> _Dataset_
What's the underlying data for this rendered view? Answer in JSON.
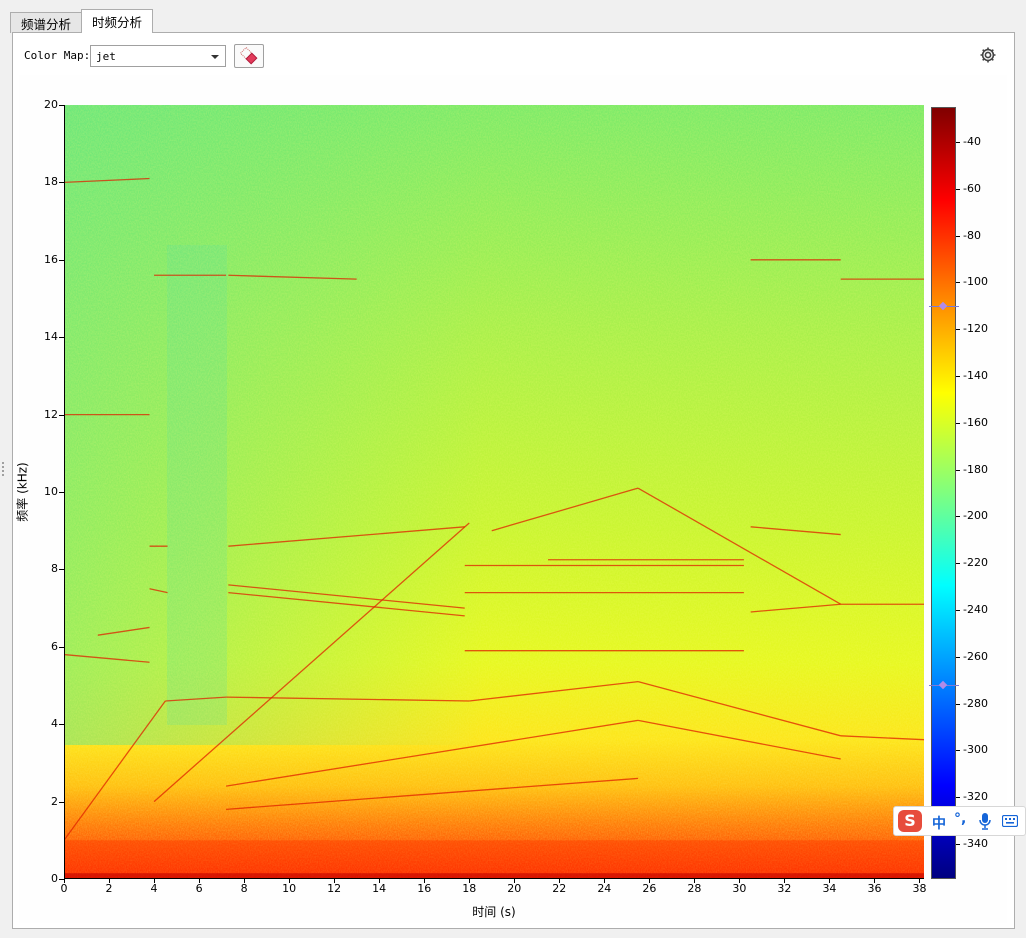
{
  "tabs": [
    {
      "label": "频谱分析",
      "active": false
    },
    {
      "label": "时频分析",
      "active": true
    }
  ],
  "toolbar": {
    "colormap_label": "Color Map:",
    "colormap_value": "jet"
  },
  "icons": {
    "eraser": "eraser-icon",
    "settings": "gear-icon",
    "ime_logo": "sogou-logo-icon",
    "ime_mic": "microphone-icon",
    "ime_keyboard": "keyboard-icon"
  },
  "ime": {
    "logo": "S",
    "mode": "中",
    "punctuation": "°,"
  },
  "chart_data": {
    "type": "heatmap",
    "title": "",
    "xlabel": "时间 (s)",
    "ylabel": "频率 (kHz)",
    "xlim": [
      0,
      38.2
    ],
    "ylim": [
      0,
      20
    ],
    "x_ticks": [
      "0",
      "2",
      "4",
      "6",
      "8",
      "10",
      "12",
      "14",
      "16",
      "18",
      "20",
      "22",
      "24",
      "26",
      "28",
      "30",
      "32",
      "34",
      "36",
      "38"
    ],
    "y_ticks": [
      "0",
      "2",
      "4",
      "6",
      "8",
      "10",
      "12",
      "14",
      "16",
      "18",
      "20"
    ],
    "colormap": "jet",
    "colorbar": {
      "range": [
        -355,
        -25
      ],
      "ticks": [
        "-40",
        "-60",
        "-80",
        "-100",
        "-120",
        "-140",
        "-160",
        "-180",
        "-200",
        "-220",
        "-240",
        "-260",
        "-280",
        "-300",
        "-320",
        "-340"
      ],
      "handles": [
        -110,
        -272
      ]
    },
    "background_level": -175,
    "low_freq_band": {
      "max_khz": 2.0,
      "level": -80
    },
    "tonal_lines_khz": [
      {
        "t": [
          0,
          3.8
        ],
        "f": [
          12.0,
          12.0
        ]
      },
      {
        "t": [
          0,
          3.8
        ],
        "f": [
          18.0,
          18.1
        ]
      },
      {
        "t": [
          4.0,
          7.2
        ],
        "f": [
          15.6,
          15.6
        ]
      },
      {
        "t": [
          7.3,
          13.0
        ],
        "f": [
          15.6,
          15.5
        ]
      },
      {
        "t": [
          30.5,
          34.5
        ],
        "f": [
          16.0,
          16.0
        ]
      },
      {
        "t": [
          34.5,
          38.2
        ],
        "f": [
          15.5,
          15.5
        ]
      },
      {
        "t": [
          0,
          3.8
        ],
        "f": [
          5.8,
          5.6
        ]
      },
      {
        "t": [
          1.5,
          3.8
        ],
        "f": [
          6.3,
          6.5
        ]
      },
      {
        "t": [
          3.8,
          4.6
        ],
        "f": [
          7.5,
          7.4
        ]
      },
      {
        "t": [
          3.8,
          4.6
        ],
        "f": [
          8.6,
          8.6
        ]
      },
      {
        "t": [
          7.3,
          17.8
        ],
        "f": [
          8.6,
          9.1
        ]
      },
      {
        "t": [
          7.3,
          17.8
        ],
        "f": [
          7.4,
          6.8
        ]
      },
      {
        "t": [
          7.3,
          17.8
        ],
        "f": [
          7.6,
          7.0
        ]
      },
      {
        "t": [
          17.8,
          30.2
        ],
        "f": [
          8.1,
          8.1
        ]
      },
      {
        "t": [
          17.8,
          30.2
        ],
        "f": [
          7.4,
          7.4
        ]
      },
      {
        "t": [
          17.8,
          30.2
        ],
        "f": [
          5.9,
          5.9
        ]
      },
      {
        "t": [
          21.5,
          30.2
        ],
        "f": [
          8.25,
          8.25
        ]
      },
      {
        "t": [
          30.5,
          34.5
        ],
        "f": [
          9.1,
          8.9
        ]
      },
      {
        "t": [
          30.5,
          34.5
        ],
        "f": [
          6.9,
          7.1
        ]
      },
      {
        "t": [
          34.5,
          38.2
        ],
        "f": [
          7.1,
          7.1
        ]
      },
      {
        "t": [
          19.0,
          25.5
        ],
        "f": [
          9.0,
          10.1
        ]
      },
      {
        "t": [
          25.5,
          34.5
        ],
        "f": [
          10.1,
          7.1
        ]
      },
      {
        "t": [
          4.0,
          18.0
        ],
        "f": [
          2.0,
          9.2
        ]
      },
      {
        "t": [
          0,
          4.5
        ],
        "f": [
          1.0,
          4.6
        ]
      },
      {
        "t": [
          4.5,
          7.2
        ],
        "f": [
          4.6,
          4.7
        ]
      },
      {
        "t": [
          7.2,
          18.0
        ],
        "f": [
          4.7,
          4.6
        ]
      },
      {
        "t": [
          18.0,
          25.5
        ],
        "f": [
          4.6,
          5.1
        ]
      },
      {
        "t": [
          25.5,
          34.5
        ],
        "f": [
          5.1,
          3.7
        ]
      },
      {
        "t": [
          34.5,
          38.2
        ],
        "f": [
          3.7,
          3.6
        ]
      },
      {
        "t": [
          7.2,
          25.5
        ],
        "f": [
          2.4,
          4.1
        ]
      },
      {
        "t": [
          25.5,
          34.5
        ],
        "f": [
          4.1,
          3.1
        ]
      },
      {
        "t": [
          7.2,
          25.5
        ],
        "f": [
          1.8,
          2.6
        ]
      }
    ]
  }
}
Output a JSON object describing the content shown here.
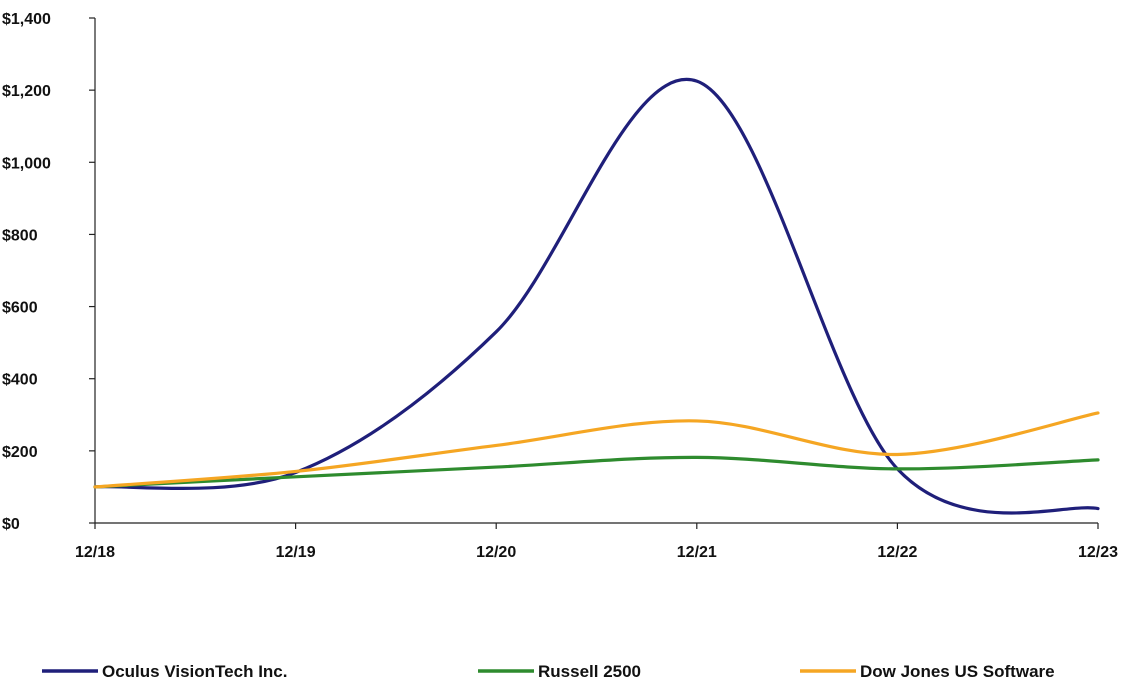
{
  "chart_data": {
    "type": "line",
    "title": "",
    "xlabel": "",
    "ylabel": "",
    "categories": [
      "12/18",
      "12/19",
      "12/20",
      "12/21",
      "12/22",
      "12/23"
    ],
    "y_ticks": [
      "$0",
      "$200",
      "$400",
      "$600",
      "$800",
      "$1,000",
      "$1,200",
      "$1,400"
    ],
    "ylim": [
      0,
      1400
    ],
    "grid": false,
    "legend_position": "bottom",
    "series": [
      {
        "name": "Oculus VisionTech Inc.",
        "color": "#1f1f7a",
        "values": [
          100,
          140,
          530,
          1225,
          150,
          40
        ]
      },
      {
        "name": "Russell 2500",
        "color": "#2e8b2e",
        "values": [
          100,
          128,
          155,
          182,
          150,
          175
        ]
      },
      {
        "name": "Dow Jones US Software",
        "color": "#f5a623",
        "values": [
          100,
          143,
          215,
          283,
          190,
          305
        ]
      }
    ]
  }
}
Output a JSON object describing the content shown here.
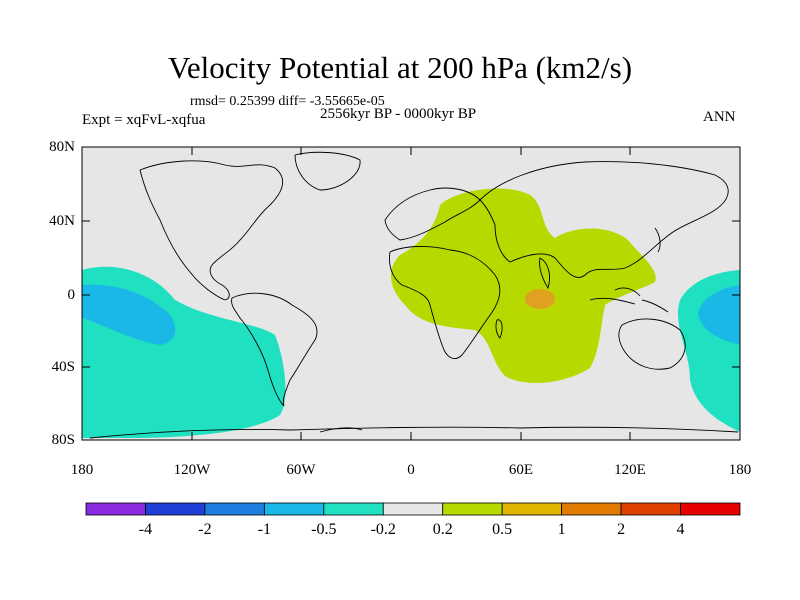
{
  "figure": {
    "title": "Velocity Potential at 200 hPa (km2/s)",
    "stats": "rmsd= 0.25399 diff= -3.55665e-05",
    "period": "2556kyr BP - 0000kyr BP",
    "experiment": "Expt = xqFvL-xqfua",
    "season": "ANN"
  },
  "axes": {
    "y_ticks": [
      "80N",
      "40N",
      "0",
      "40S",
      "80S"
    ],
    "x_ticks": [
      "180",
      "120W",
      "60W",
      "0",
      "60E",
      "120E",
      "180"
    ]
  },
  "colorbar": {
    "labels": [
      "-4",
      "-2",
      "-1",
      "-0.5",
      "-0.2",
      "0.2",
      "0.5",
      "1",
      "2",
      "4"
    ],
    "colors": [
      "#8a2be2",
      "#1f3fd6",
      "#1e7fe0",
      "#19b8e6",
      "#1fe0c0",
      "#e6e6e6",
      "#b8d900",
      "#e0b400",
      "#e07a00",
      "#e04000",
      "#e60000"
    ]
  },
  "colors": {
    "background": "#e6e6e6",
    "positive_weak": "#b8d900",
    "positive_mid": "#e0a020",
    "negative_weak": "#1fe0c0",
    "negative_mid": "#19b8e6"
  }
}
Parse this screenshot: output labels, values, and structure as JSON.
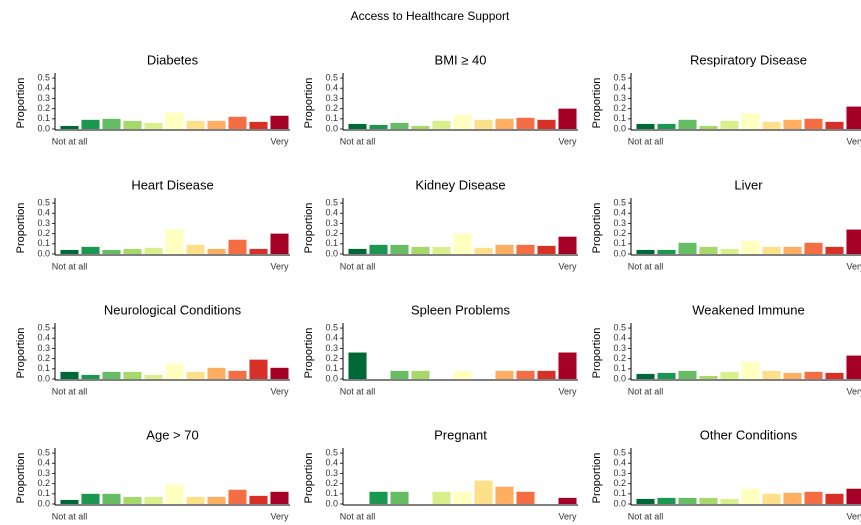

> _Problem_
Set the listing down in full and exactly. Pictures within it should not appear in the copy.

> _Answer to this problem_
What's the underlying data for this rendered view? Answer in JSON.
{
  "tabs": [
    {
      "label": "频谱分析",
      "active": false
    },
    {
      "label": "时频分析",
      "active": true
    }
  ],
  "toolbar": {
    "colormap_label": "Color Map:",
    "colormap_value": "jet"
  },
  "icons": {
    "eraser": "eraser-icon",
    "settings": "gear-icon",
    "ime_logo": "sogou-logo-icon",
    "ime_mic": "microphone-icon",
    "ime_keyboard": "keyboard-icon"
  },
  "ime": {
    "logo": "S",
    "mode": "中",
    "punctuation": "°,"
  },
  "chart_data": {
    "type": "heatmap",
    "title": "",
    "xlabel": "时间 (s)",
    "ylabel": "频率 (kHz)",
    "xlim": [
      0,
      38.2
    ],
    "ylim": [
      0,
      20
    ],
    "x_ticks": [
      "0",
      "2",
      "4",
      "6",
      "8",
      "10",
      "12",
      "14",
      "16",
      "18",
      "20",
      "22",
      "24",
      "26",
      "28",
      "30",
      "32",
      "34",
      "36",
      "38"
    ],
    "y_ticks": [
      "0",
      "2",
      "4",
      "6",
      "8",
      "10",
      "12",
      "14",
      "16",
      "18",
      "20"
    ],
    "colormap": "jet",
    "colorbar": {
      "range": [
        -355,
        -25
      ],
      "ticks": [
        "-40",
        "-60",
        "-80",
        "-100",
        "-120",
        "-140",
        "-160",
        "-180",
        "-200",
        "-220",
        "-240",
        "-260",
        "-280",
        "-300",
        "-320",
        "-340"
      ],
      "handles": [
        -110,
        -272
      ]
    },
    "background_level": -175,
    "low_freq_band": {
      "max_khz": 2.0,
      "level": -80
    },
    "tonal_lines_khz": [
      {
        "t": [
          0,
          3.8
        ],
        "f": [
          12.0,
          12.0
        ]
      },
      {
        "t": [
          0,
          3.8
        ],
        "f": [
          18.0,
          18.1
        ]
      },
      {
        "t": [
          4.0,
          7.2
        ],
        "f": [
          15.6,
          15.6
        ]
      },
      {
        "t": [
          7.3,
          13.0
        ],
        "f": [
          15.6,
          15.5
        ]
      },
      {
        "t": [
          30.5,
          34.5
        ],
        "f": [
          16.0,
          16.0
        ]
      },
      {
        "t": [
          34.5,
          38.2
        ],
        "f": [
          15.5,
          15.5
        ]
      },
      {
        "t": [
          0,
          3.8
        ],
        "f": [
          5.8,
          5.6
        ]
      },
      {
        "t": [
          1.5,
          3.8
        ],
        "f": [
          6.3,
          6.5
        ]
      },
      {
        "t": [
          3.8,
          4.6
        ],
        "f": [
          7.5,
          7.4
        ]
      },
      {
        "t": [
          3.8,
          4.6
        ],
        "f": [
          8.6,
          8.6
        ]
      },
      {
        "t": [
          7.3,
          17.8
        ],
        "f": [
          8.6,
          9.1
        ]
      },
      {
        "t": [
          7.3,
          17.8
        ],
        "f": [
          7.4,
          6.8
        ]
      },
      {
        "t": [
          7.3,
          17.8
        ],
        "f": [
          7.6,
          7.0
        ]
      },
      {
        "t": [
          17.8,
          30.2
        ],
        "f": [
          8.1,
          8.1
        ]
      },
      {
        "t": [
          17.8,
          30.2
        ],
        "f": [
          7.4,
          7.4
        ]
      },
      {
        "t": [
          17.8,
          30.2
        ],
        "f": [
          5.9,
          5.9
        ]
      },
      {
        "t": [
          21.5,
          30.2
        ],
        "f": [
          8.25,
          8.25
        ]
      },
      {
        "t": [
          30.5,
          34.5
        ],
        "f": [
          9.1,
          8.9
        ]
      },
      {
        "t": [
          30.5,
          34.5
        ],
        "f": [
          6.9,
          7.1
        ]
      },
      {
        "t": [
          34.5,
          38.2
        ],
        "f": [
          7.1,
          7.1
        ]
      },
      {
        "t": [
          19.0,
          25.5
        ],
        "f": [
          9.0,
          10.1
        ]
      },
      {
        "t": [
          25.5,
          34.5
        ],
        "f": [
          10.1,
          7.1
        ]
      },
      {
        "t": [
          4.0,
          18.0
        ],
        "f": [
          2.0,
          9.2
        ]
      },
      {
        "t": [
          0,
          4.5
        ],
        "f": [
          1.0,
          4.6
        ]
      },
      {
        "t": [
          4.5,
          7.2
        ],
        "f": [
          4.6,
          4.7
        ]
      },
      {
        "t": [
          7.2,
          18.0
        ],
        "f": [
          4.7,
          4.6
        ]
      },
      {
        "t": [
          18.0,
          25.5
        ],
        "f": [
          4.6,
          5.1
        ]
      },
      {
        "t": [
          25.5,
          34.5
        ],
        "f": [
          5.1,
          3.7
        ]
      },
      {
        "t": [
          34.5,
          38.2
        ],
        "f": [
          3.7,
          3.6
        ]
      },
      {
        "t": [
          7.2,
          25.5
        ],
        "f": [
          2.4,
          4.1
        ]
      },
      {
        "t": [
          25.5,
          34.5
        ],
        "f": [
          4.1,
          3.1
        ]
      },
      {
        "t": [
          7.2,
          25.5
        ],
        "f": [
          1.8,
          2.6
        ]
      }
    ]
  }
}
Output a JSON object describing the content shown here.
{
  "chart_data": {
    "type": "line",
    "title": "",
    "xlabel": "",
    "ylabel": "",
    "categories": [
      "12/18",
      "12/19",
      "12/20",
      "12/21",
      "12/22",
      "12/23"
    ],
    "y_ticks": [
      "$0",
      "$200",
      "$400",
      "$600",
      "$800",
      "$1,000",
      "$1,200",
      "$1,400"
    ],
    "ylim": [
      0,
      1400
    ],
    "grid": false,
    "legend_position": "bottom",
    "series": [
      {
        "name": "Oculus VisionTech Inc.",
        "color": "#1f1f7a",
        "values": [
          100,
          140,
          530,
          1225,
          150,
          40
        ]
      },
      {
        "name": "Russell 2500",
        "color": "#2e8b2e",
        "values": [
          100,
          128,
          155,
          182,
          150,
          175
        ]
      },
      {
        "name": "Dow Jones US Software",
        "color": "#f5a623",
        "values": [
          100,
          143,
          215,
          283,
          190,
          305
        ]
      }
    ]
  }
}
Output a JSON object describing the content shown here.
{
  "figure": {
    "title": "Velocity Potential at 200 hPa (km2/s)",
    "stats": "rmsd= 0.25399 diff= -3.55665e-05",
    "period": "2556kyr BP - 0000kyr BP",
    "experiment": "Expt = xqFvL-xqfua",
    "season": "ANN"
  },
  "axes": {
    "y_ticks": [
      "80N",
      "40N",
      "0",
      "40S",
      "80S"
    ],
    "x_ticks": [
      "180",
      "120W",
      "60W",
      "0",
      "60E",
      "120E",
      "180"
    ]
  },
  "colorbar": {
    "labels": [
      "-4",
      "-2",
      "-1",
      "-0.5",
      "-0.2",
      "0.2",
      "0.5",
      "1",
      "2",
      "4"
    ],
    "colors": [
      "#8a2be2",
      "#1f3fd6",
      "#1e7fe0",
      "#19b8e6",
      "#1fe0c0",
      "#e6e6e6",
      "#b8d900",
      "#e0b400",
      "#e07a00",
      "#e04000",
      "#e60000"
    ]
  },
  "colors": {
    "background": "#e6e6e6",
    "positive_weak": "#b8d900",
    "positive_mid": "#e0a020",
    "negative_weak": "#1fe0c0",
    "negative_mid": "#19b8e6"
  }
}
Parse this screenshot: output labels, values, and structure as JSON.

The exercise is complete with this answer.